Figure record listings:
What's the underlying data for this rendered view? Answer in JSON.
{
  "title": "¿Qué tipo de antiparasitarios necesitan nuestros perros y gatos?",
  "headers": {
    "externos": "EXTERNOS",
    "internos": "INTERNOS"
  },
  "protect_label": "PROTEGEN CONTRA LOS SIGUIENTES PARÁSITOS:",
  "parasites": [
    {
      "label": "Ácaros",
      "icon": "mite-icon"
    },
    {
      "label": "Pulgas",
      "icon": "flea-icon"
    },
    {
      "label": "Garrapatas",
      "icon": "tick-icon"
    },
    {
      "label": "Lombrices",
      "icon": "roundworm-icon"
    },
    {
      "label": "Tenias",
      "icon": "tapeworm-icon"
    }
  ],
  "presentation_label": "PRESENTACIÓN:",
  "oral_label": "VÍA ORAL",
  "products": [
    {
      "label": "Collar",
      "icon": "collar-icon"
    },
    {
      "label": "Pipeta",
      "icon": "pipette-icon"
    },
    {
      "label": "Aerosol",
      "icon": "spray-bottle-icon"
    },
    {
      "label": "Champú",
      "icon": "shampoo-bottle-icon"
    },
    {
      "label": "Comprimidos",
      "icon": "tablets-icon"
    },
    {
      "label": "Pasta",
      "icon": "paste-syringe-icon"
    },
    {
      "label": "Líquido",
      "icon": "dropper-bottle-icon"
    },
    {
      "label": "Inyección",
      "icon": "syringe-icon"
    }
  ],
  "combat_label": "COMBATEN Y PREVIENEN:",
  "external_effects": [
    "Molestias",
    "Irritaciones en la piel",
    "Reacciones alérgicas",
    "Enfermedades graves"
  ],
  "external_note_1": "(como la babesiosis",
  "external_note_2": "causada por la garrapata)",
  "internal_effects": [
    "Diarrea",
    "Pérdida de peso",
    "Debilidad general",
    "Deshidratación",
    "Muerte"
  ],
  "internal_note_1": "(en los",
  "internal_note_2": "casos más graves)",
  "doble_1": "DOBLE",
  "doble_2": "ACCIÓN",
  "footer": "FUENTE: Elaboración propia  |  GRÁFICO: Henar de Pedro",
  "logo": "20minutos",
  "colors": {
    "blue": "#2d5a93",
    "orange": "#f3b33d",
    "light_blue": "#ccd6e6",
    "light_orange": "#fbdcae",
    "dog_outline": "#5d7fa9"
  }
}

● **Work to do**
Output the data above exactly, please, line for line.

● **Full output**
What's the underlying data for this rendered view? Answer in JSON.
{
  "title": "¿Qué tipo de antiparasitarios necesitan nuestros perros y gatos?",
  "headers": {
    "externos": "EXTERNOS",
    "internos": "INTERNOS"
  },
  "protect_label": "PROTEGEN CONTRA LOS SIGUIENTES PARÁSITOS:",
  "parasites": [
    {
      "label": "Ácaros",
      "icon": "mite-icon"
    },
    {
      "label": "Pulgas",
      "icon": "flea-icon"
    },
    {
      "label": "Garrapatas",
      "icon": "tick-icon"
    },
    {
      "label": "Lombrices",
      "icon": "roundworm-icon"
    },
    {
      "label": "Tenias",
      "icon": "tapeworm-icon"
    }
  ],
  "presentation_label": "PRESENTACIÓN:",
  "oral_label": "VÍA ORAL",
  "products": [
    {
      "label": "Collar",
      "icon": "collar-icon"
    },
    {
      "label": "Pipeta",
      "icon": "pipette-icon"
    },
    {
      "label": "Aerosol",
      "icon": "spray-bottle-icon"
    },
    {
      "label": "Champú",
      "icon": "shampoo-bottle-icon"
    },
    {
      "label": "Comprimidos",
      "icon": "tablets-icon"
    },
    {
      "label": "Pasta",
      "icon": "paste-syringe-icon"
    },
    {
      "label": "Líquido",
      "icon": "dropper-bottle-icon"
    },
    {
      "label": "Inyección",
      "icon": "syringe-icon"
    }
  ],
  "combat_label": "COMBATEN Y PREVIENEN:",
  "external_effects": [
    "Molestias",
    "Irritaciones en la piel",
    "Reacciones alérgicas",
    "Enfermedades graves"
  ],
  "external_note_1": "(como la babesiosis",
  "external_note_2": "causada por la garrapata)",
  "internal_effects": [
    "Diarrea",
    "Pérdida de peso",
    "Debilidad general",
    "Deshidratación",
    "Muerte"
  ],
  "internal_note_1": "(en los",
  "internal_note_2": "casos más graves)",
  "doble_1": "DOBLE",
  "doble_2": "ACCIÓN",
  "footer": "FUENTE: Elaboración propia  |  GRÁFICO: Henar de Pedro",
  "logo": "20minutos",
  "colors": {
    "blue": "#2d5a93",
    "orange": "#f3b33d",
    "light_blue": "#ccd6e6",
    "light_orange": "#fbdcae",
    "dog_outline": "#5d7fa9"
  }
}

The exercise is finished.